Recorded data
▶
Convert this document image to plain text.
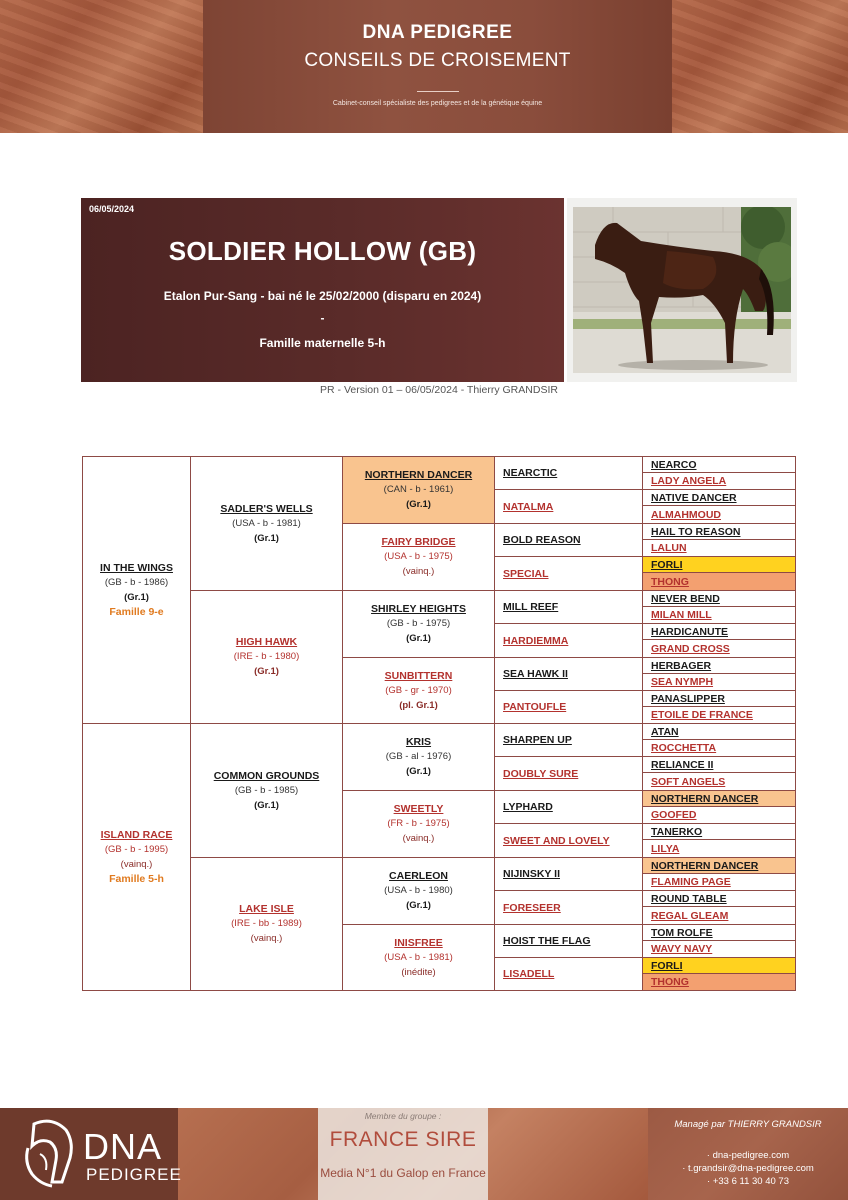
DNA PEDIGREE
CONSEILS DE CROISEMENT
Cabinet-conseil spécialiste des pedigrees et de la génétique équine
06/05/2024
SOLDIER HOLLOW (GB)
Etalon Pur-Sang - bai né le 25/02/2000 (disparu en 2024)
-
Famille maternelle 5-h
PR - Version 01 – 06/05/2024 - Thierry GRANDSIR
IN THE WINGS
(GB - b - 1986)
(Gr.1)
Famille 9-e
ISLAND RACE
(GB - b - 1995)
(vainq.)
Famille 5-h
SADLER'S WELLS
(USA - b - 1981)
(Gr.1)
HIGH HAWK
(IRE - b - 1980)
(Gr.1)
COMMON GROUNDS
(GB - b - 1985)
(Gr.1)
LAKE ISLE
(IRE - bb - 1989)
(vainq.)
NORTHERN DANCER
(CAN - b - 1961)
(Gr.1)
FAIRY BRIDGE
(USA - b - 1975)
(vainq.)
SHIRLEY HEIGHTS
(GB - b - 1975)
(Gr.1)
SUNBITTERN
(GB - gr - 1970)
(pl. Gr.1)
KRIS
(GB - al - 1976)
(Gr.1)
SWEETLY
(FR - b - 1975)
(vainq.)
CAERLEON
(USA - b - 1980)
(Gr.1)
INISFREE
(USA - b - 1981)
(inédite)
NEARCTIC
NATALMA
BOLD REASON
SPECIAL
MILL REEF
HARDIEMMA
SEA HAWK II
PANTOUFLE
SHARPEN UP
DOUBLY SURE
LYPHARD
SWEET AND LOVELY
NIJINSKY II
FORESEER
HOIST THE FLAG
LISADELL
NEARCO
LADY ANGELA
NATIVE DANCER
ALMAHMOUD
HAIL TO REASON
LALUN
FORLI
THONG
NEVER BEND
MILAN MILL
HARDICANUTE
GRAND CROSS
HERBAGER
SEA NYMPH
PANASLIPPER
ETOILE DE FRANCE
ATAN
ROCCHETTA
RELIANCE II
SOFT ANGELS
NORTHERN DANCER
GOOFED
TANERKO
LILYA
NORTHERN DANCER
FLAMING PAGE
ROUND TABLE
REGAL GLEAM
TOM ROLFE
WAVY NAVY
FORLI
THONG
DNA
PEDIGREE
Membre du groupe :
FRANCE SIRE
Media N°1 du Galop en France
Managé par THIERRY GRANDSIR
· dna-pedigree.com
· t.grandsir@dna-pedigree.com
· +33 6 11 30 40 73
◀
The records above are to be reproduced exactly; the pictures are to be left out.

Convert this document image to plain text.
DNA PEDIGREE
CONSEILS DE CROISEMENT
Cabinet-conseil spécialiste des pedigrees et de la génétique équine
06/05/2024
SOLDIER HOLLOW (GB)
Etalon Pur-Sang - bai né le 25/02/2000 (disparu en 2024)
-
Famille maternelle 5-h
PR - Version 01 – 06/05/2024 - Thierry GRANDSIR
IN THE WINGS
(GB - b - 1986)
(Gr.1)
Famille 9-e
ISLAND RACE
(GB - b - 1995)
(vainq.)
Famille 5-h
SADLER'S WELLS
(USA - b - 1981)
(Gr.1)
HIGH HAWK
(IRE - b - 1980)
(Gr.1)
COMMON GROUNDS
(GB - b - 1985)
(Gr.1)
LAKE ISLE
(IRE - bb - 1989)
(vainq.)
NORTHERN DANCER
(CAN - b - 1961)
(Gr.1)
FAIRY BRIDGE
(USA - b - 1975)
(vainq.)
SHIRLEY HEIGHTS
(GB - b - 1975)
(Gr.1)
SUNBITTERN
(GB - gr - 1970)
(pl. Gr.1)
KRIS
(GB - al - 1976)
(Gr.1)
SWEETLY
(FR - b - 1975)
(vainq.)
CAERLEON
(USA - b - 1980)
(Gr.1)
INISFREE
(USA - b - 1981)
(inédite)
NEARCTIC
NATALMA
BOLD REASON
SPECIAL
MILL REEF
HARDIEMMA
SEA HAWK II
PANTOUFLE
SHARPEN UP
DOUBLY SURE
LYPHARD
SWEET AND LOVELY
NIJINSKY II
FORESEER
HOIST THE FLAG
LISADELL
NEARCO
LADY ANGELA
NATIVE DANCER
ALMAHMOUD
HAIL TO REASON
LALUN
FORLI
THONG
NEVER BEND
MILAN MILL
HARDICANUTE
GRAND CROSS
HERBAGER
SEA NYMPH
PANASLIPPER
ETOILE DE FRANCE
ATAN
ROCCHETTA
RELIANCE II
SOFT ANGELS
NORTHERN DANCER
GOOFED
TANERKO
LILYA
NORTHERN DANCER
FLAMING PAGE
ROUND TABLE
REGAL GLEAM
TOM ROLFE
WAVY NAVY
FORLI
THONG
DNA
PEDIGREE
Membre du groupe :
FRANCE SIRE
Media N°1 du Galop en France
Managé par THIERRY GRANDSIR
· dna-pedigree.com
· t.grandsir@dna-pedigree.com
· +33 6 11 30 40 73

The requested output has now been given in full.